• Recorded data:
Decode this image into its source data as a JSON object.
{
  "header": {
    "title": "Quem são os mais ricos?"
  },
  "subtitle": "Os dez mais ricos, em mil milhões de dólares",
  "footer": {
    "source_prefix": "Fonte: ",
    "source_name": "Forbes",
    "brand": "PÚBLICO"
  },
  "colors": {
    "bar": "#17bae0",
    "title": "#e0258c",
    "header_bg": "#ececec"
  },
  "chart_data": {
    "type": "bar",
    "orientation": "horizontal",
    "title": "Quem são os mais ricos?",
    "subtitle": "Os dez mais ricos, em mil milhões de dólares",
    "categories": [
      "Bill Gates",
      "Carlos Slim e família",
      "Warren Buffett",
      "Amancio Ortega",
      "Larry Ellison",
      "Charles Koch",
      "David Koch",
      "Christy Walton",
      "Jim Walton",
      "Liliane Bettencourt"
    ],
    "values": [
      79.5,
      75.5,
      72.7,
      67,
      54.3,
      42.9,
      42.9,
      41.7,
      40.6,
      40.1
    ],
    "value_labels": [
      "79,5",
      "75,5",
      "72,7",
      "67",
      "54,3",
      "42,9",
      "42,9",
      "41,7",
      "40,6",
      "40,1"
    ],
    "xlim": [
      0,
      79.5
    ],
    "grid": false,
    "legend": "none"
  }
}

• Problem: Repeat every record, keeping each word and mark exactly as it is.

• Response to the task:
Decode this image into its source data as a JSON object.
{
  "header": {
    "title": "Quem são os mais ricos?"
  },
  "subtitle": "Os dez mais ricos, em mil milhões de dólares",
  "footer": {
    "source_prefix": "Fonte: ",
    "source_name": "Forbes",
    "brand": "PÚBLICO"
  },
  "colors": {
    "bar": "#17bae0",
    "title": "#e0258c",
    "header_bg": "#ececec"
  },
  "chart_data": {
    "type": "bar",
    "orientation": "horizontal",
    "title": "Quem são os mais ricos?",
    "subtitle": "Os dez mais ricos, em mil milhões de dólares",
    "categories": [
      "Bill Gates",
      "Carlos Slim e família",
      "Warren Buffett",
      "Amancio Ortega",
      "Larry Ellison",
      "Charles Koch",
      "David Koch",
      "Christy Walton",
      "Jim Walton",
      "Liliane Bettencourt"
    ],
    "values": [
      79.5,
      75.5,
      72.7,
      67,
      54.3,
      42.9,
      42.9,
      41.7,
      40.6,
      40.1
    ],
    "value_labels": [
      "79,5",
      "75,5",
      "72,7",
      "67",
      "54,3",
      "42,9",
      "42,9",
      "41,7",
      "40,6",
      "40,1"
    ],
    "xlim": [
      0,
      79.5
    ],
    "grid": false,
    "legend": "none"
  }
}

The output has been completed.